(Rows from a figure dataset)
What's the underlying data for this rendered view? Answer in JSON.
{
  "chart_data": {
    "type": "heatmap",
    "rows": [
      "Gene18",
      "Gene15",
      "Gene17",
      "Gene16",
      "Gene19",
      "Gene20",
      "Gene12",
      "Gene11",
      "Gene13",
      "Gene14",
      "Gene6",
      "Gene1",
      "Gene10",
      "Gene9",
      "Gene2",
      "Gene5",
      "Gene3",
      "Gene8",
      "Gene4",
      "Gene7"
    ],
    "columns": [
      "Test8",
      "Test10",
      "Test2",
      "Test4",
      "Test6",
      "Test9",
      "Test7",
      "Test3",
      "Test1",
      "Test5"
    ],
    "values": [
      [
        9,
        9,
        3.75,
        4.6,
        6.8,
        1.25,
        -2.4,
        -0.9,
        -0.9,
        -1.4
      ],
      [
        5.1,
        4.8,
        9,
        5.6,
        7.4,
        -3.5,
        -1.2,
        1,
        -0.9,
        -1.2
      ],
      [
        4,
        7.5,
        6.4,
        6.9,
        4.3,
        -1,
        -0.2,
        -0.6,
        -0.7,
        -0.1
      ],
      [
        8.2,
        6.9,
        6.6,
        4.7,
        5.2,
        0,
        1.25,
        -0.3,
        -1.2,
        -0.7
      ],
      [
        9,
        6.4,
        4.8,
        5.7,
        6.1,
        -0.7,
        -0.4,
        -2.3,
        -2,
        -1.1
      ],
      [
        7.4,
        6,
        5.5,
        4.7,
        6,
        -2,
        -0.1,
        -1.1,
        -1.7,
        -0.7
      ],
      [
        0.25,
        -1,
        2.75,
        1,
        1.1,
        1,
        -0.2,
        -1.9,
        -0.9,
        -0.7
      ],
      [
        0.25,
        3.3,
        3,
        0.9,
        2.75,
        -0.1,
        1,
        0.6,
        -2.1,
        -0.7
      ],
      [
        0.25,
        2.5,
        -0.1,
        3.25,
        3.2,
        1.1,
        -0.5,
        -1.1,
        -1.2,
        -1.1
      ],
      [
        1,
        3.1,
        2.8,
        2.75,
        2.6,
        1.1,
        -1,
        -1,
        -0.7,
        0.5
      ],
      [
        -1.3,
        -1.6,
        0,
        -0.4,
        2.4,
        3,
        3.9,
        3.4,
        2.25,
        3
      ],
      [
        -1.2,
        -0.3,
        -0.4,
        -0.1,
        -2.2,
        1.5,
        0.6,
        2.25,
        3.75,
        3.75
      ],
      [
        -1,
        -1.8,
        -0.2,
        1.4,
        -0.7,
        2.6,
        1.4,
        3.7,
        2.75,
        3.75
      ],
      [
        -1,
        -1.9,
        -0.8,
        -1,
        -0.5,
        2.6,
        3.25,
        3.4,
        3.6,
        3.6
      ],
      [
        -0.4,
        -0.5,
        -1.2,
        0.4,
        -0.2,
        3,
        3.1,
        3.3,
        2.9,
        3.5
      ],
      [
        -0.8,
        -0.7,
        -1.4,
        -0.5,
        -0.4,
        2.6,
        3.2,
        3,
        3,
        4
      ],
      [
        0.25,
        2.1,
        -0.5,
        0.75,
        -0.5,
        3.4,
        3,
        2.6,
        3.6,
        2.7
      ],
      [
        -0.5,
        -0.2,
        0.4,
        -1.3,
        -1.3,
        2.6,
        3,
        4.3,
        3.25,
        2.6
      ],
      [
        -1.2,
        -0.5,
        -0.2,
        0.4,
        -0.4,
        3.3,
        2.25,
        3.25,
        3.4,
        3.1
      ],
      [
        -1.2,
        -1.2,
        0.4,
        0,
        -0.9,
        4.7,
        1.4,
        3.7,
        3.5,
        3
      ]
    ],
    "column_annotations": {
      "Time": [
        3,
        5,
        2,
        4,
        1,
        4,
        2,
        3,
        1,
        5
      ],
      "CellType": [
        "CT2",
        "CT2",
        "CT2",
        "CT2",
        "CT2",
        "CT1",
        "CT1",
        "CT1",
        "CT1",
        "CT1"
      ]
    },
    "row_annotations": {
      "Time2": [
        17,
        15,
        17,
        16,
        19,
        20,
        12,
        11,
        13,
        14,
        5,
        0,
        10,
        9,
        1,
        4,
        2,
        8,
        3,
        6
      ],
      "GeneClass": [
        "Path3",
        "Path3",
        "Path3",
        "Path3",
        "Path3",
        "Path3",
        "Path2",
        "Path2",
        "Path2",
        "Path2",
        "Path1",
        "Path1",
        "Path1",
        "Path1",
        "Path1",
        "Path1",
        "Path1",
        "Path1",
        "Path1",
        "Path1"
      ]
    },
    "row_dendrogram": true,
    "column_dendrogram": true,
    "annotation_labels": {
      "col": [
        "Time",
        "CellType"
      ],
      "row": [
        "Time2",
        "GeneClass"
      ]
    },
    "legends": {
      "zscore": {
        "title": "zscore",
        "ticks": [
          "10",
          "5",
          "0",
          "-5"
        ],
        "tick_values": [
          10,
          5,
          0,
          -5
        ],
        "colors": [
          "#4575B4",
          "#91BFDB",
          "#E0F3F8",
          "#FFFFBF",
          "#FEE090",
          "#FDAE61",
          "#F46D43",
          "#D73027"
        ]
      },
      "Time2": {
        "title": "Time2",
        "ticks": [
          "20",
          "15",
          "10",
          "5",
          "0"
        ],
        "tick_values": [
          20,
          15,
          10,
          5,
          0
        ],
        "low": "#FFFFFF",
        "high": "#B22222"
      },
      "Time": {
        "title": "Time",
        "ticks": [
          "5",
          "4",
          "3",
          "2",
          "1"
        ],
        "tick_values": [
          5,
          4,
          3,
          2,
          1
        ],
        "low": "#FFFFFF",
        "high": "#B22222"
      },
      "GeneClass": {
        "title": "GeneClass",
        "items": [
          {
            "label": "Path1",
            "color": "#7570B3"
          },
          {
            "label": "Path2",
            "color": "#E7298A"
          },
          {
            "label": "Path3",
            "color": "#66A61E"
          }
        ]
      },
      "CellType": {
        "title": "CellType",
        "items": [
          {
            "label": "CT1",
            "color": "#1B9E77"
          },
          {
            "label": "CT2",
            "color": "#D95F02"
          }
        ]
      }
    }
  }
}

■ **Problem description**:
Return nothing except the number of lines that include the string "GeneClass".

■ **The completed task**:
4